* INPUT:
START
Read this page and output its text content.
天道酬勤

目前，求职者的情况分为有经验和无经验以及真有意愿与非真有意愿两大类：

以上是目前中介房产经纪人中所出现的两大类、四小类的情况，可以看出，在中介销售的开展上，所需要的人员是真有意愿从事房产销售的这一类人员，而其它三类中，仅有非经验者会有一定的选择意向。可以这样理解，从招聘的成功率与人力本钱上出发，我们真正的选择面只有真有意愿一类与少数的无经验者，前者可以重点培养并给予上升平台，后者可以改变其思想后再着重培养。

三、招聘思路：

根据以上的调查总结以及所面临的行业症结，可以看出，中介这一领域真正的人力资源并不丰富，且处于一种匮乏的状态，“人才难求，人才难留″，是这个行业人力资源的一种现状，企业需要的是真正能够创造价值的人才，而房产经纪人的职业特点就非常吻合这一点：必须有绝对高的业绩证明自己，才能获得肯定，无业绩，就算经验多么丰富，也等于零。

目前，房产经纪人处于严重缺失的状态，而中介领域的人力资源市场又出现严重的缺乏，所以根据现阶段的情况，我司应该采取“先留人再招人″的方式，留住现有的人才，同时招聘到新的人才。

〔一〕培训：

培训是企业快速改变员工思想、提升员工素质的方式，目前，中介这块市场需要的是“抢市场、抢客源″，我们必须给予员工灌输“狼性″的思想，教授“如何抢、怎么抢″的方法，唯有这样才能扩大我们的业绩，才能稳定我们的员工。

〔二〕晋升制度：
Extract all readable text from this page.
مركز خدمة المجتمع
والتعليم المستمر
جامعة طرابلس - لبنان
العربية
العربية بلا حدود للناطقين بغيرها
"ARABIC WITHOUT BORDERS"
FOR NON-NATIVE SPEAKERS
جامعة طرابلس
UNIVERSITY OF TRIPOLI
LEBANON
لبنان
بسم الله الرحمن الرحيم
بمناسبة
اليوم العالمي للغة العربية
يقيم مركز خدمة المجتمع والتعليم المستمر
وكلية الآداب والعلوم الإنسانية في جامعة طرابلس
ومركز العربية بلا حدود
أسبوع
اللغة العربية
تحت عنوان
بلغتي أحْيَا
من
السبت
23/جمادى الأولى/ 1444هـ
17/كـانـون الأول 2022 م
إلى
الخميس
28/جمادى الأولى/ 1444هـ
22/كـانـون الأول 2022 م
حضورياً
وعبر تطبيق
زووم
END
* WHAT YOU HAVE TO DO: Return the listing above in its exact form.

* OUTPUT OF THE EXERCISE:
Read this page and output its text content.
天道酬勤

目前，求职者的情况分为有经验和无经验以及真有意愿与非真有意愿两大类：

以上是目前中介房产经纪人中所出现的两大类、四小类的情况，可以看出，在中介销售的开展上，所需要的人员是真有意愿从事房产销售的这一类人员，而其它三类中，仅有非经验者会有一定的选择意向。可以这样理解，从招聘的成功率与人力本钱上出发，我们真正的选择面只有真有意愿一类与少数的无经验者，前者可以重点培养并给予上升平台，后者可以改变其思想后再着重培养。

三、招聘思路：

根据以上的调查总结以及所面临的行业症结，可以看出，中介这一领域真正的人力资源并不丰富，且处于一种匮乏的状态，“人才难求，人才难留″，是这个行业人力资源的一种现状，企业需要的是真正能够创造价值的人才，而房产经纪人的职业特点就非常吻合这一点：必须有绝对高的业绩证明自己，才能获得肯定，无业绩，就算经验多么丰富，也等于零。

目前，房产经纪人处于严重缺失的状态，而中介领域的人力资源市场又出现严重的缺乏，所以根据现阶段的情况，我司应该采取“先留人再招人″的方式，留住现有的人才，同时招聘到新的人才。

〔一〕培训：

培训是企业快速改变员工思想、提升员工素质的方式，目前，中介这块市场需要的是“抢市场、抢客源″，我们必须给予员工灌输“狼性″的思想，教授“如何抢、怎么抢″的方法，唯有这样才能扩大我们的业绩，才能稳定我们的员工。

〔二〕晋升制度：
Extract all readable text from this page.
مركز خدمة المجتمع
والتعليم المستمر
جامعة طرابلس - لبنان
العربية
العربية بلا حدود للناطقين بغيرها
"ARABIC WITHOUT BORDERS"
FOR NON-NATIVE SPEAKERS
جامعة طرابلس
UNIVERSITY OF TRIPOLI
LEBANON
لبنان
بسم الله الرحمن الرحيم
بمناسبة
اليوم العالمي للغة العربية
يقيم مركز خدمة المجتمع والتعليم المستمر
وكلية الآداب والعلوم الإنسانية في جامعة طرابلس
ومركز العربية بلا حدود
أسبوع
اللغة العربية
تحت عنوان
بلغتي أحْيَا
من
السبت
23/جمادى الأولى/ 1444هـ
17/كـانـون الأول 2022 م
إلى
الخميس
28/جمادى الأولى/ 1444هـ
22/كـانـون الأول 2022 م
حضورياً
وعبر تطبيق
زووم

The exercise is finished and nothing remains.